— Start of Data —
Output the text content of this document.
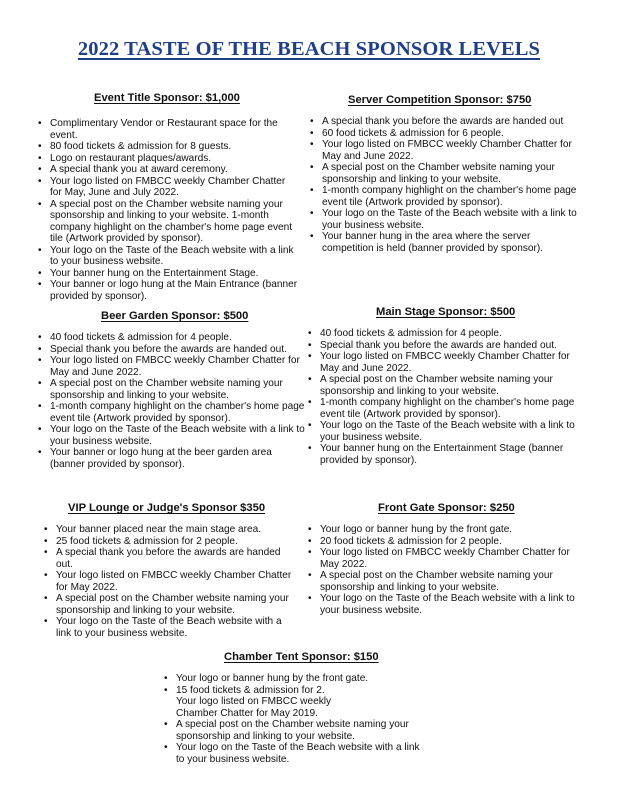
2022 TASTE OF THE BEACH SPONSOR LEVELS
Event Title Sponsor: $1,000
• Complimentary Vendor or Restaurant space for the event.
• 80 food tickets & admission for 8 guests.
• Logo on restaurant plaques/awards.
• A special thank you at award ceremony.
• Your logo listed on FMBCC weekly Chamber Chatter for May, June and July 2022.
• A special post on the Chamber website naming your sponsorship and linking to your website. 1-month company highlight on the chamber's home page event tile (Artwork provided by sponsor).
• Your logo on the Taste of the Beach website with a link to your business website.
• Your banner hung on the Entertainment Stage.
• Your banner or logo hung at the Main Entrance (banner provided by sponsor).
Server Competition Sponsor: $750
• A special thank you before the awards are handed out
• 60 food tickets & admission for 6 people.
• Your logo listed on FMBCC weekly Chamber Chatter for May and June 2022.
• A special post on the Chamber website naming your sponsorship and linking to your website.
• 1-month company highlight on the chamber's home page event tile (Artwork provided by sponsor).
• Your logo on the Taste of the Beach website with a link to your business website.
• Your banner hung in the area where the server competition is held (banner provided by sponsor).
Beer Garden Sponsor: $500
• 40 food tickets & admission for 4 people.
• Special thank you before the awards are handed out.
• Your logo listed on FMBCC weekly Chamber Chatter for May and June 2022.
• A special post on the Chamber website naming your sponsorship and linking to your website.
• 1-month company highlight on the chamber's home page event tile (Artwork provided by sponsor).
• Your logo on the Taste of the Beach website with a link to your business website.
• Your banner or logo hung at the beer garden area (banner provided by sponsor).
Main Stage Sponsor: $500
• 40 food tickets & admission for 4 people.
• Special thank you before the awards are handed out.
• Your logo listed on FMBCC weekly Chamber Chatter for May and June 2022.
• A special post on the Chamber website naming your sponsorship and linking to your website.
• 1-month company highlight on the chamber's home page event tile (Artwork provided by sponsor).
• Your logo on the Taste of the Beach website with a link to your business website.
• Your banner hung on the Entertainment Stage (banner provided by sponsor).
VIP Lounge or Judge's Sponsor $350
• Your banner placed near the main stage area.
• 25 food tickets & admission for 2 people.
• A special thank you before the awards are handed out.
• Your logo listed on FMBCC weekly Chamber Chatter for May 2022.
• A special post on the Chamber website naming your sponsorship and linking to your website.
• Your logo on the Taste of the Beach website with a link to your business website.
Front Gate Sponsor: $250
• Your logo or banner hung by the front gate.
• 20 food tickets & admission for 2 people.
• Your logo listed on FMBCC weekly Chamber Chatter for May 2022.
• A special post on the Chamber website naming your sponsorship and linking to your website.
• Your logo on the Taste of the Beach website with a link to your business website.
Chamber Tent Sponsor: $150
• Your logo or banner hung by the front gate.
• 15 food tickets & admission for 2.
Your logo listed on FMBCC weekly Chamber Chatter for May 2019.
• A special post on the Chamber website naming your sponsorship and linking to your website.
• Your logo on the Taste of the Beach website with a link to your business website.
— End of Data —
> _Task to complete_
Check each line of the records above for "tickets", and copy those that have it.

> _Response for this exercise_
• 80 food tickets & admission for 8 guests.
• 60 food tickets & admission for 6 people.
• 40 food tickets & admission for 4 people.
• 40 food tickets & admission for 4 people.
• 25 food tickets & admission for 2 people.
• 20 food tickets & admission for 2 people.
• 15 food tickets & admission for 2.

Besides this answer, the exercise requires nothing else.